Excerto fornecido =>
════════

3. Constitui indício do exercício de funções de direcção ou de chefia o uso por membro de associação ou sociedade secreta de designações, numerais ou títulos característicos daquelas funções.

 

SECÇÃO II

Outros crimes em especial

 

Artigo 4.º

(Homicídio especialmente qualificado)

O homicídio praticado por dois ou mais agentes, actuando concertadamente, com armas ou outros meios especialmente perigosos, ainda que não se prove a relação de pertença a uma associação ou sociedade secreta, é punido com a pena prevista no n.º 1 do artigo 129.º do Código Penal.

 

Artigo 5.º

(Ofensa à integridade física especialmente qualificada)

A ofensa à integridade física praticada por dois ou mais agentes, actuando concertadamente, com armas ou outros meios que possam pôr em risco a vida ou a saúde do ofendido, ainda que não se prove a relação de pertença a uma associação ou sociedade secreta, é susceptível de revelar especial censurabilidade ou perversidade do agente, nos termos e para os efeitos previstos no artigo 140.º do Código Penal.

 

Artigo 6.º

(Sequestro e rapto especialmente qualificados)

O sequestro e o rapto praticados por dois ou mais agentes, actuando concer-tadamente, ainda que não se prove a relação de pertença a uma associação ou sociedade secreta, são punidos, se outra pena mais grave não lhes couber, com as penas previstas, respectivamente, no n.º 2 do artigo 152.º e no n.º 2 do artigo 154.º do Código Penal.

 

Artigo 7.º

(Extorsão a pretexto de protecção)

════════

Reescreva de forma mais breve o parágrafo do excerto que começa por "A ofensa à integridade física praticada", mantendo os seus factos principais. As linhas abaixo são material à parte, sem relação com o excerto.

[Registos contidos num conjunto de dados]

════════

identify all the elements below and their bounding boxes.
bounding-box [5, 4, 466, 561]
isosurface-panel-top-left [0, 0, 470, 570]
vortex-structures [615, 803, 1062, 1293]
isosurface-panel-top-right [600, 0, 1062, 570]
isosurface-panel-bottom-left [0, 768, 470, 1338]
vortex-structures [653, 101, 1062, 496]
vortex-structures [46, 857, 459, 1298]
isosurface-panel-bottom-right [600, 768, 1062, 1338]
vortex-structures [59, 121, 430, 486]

════════

Resposta ao problema => Quando dois ou mais agentes, agindo de forma concertada, ofendem a integridade física de alguém com armas ou outros meios capazes de pôr em risco a vida ou a saúde do ofendido, a conduta pode revelar especial censurabilidade ou perversidade do agente, nos termos do artigo 140.º do Código Penal, mesmo que não se prove a pertença a uma associação ou sociedade secreta.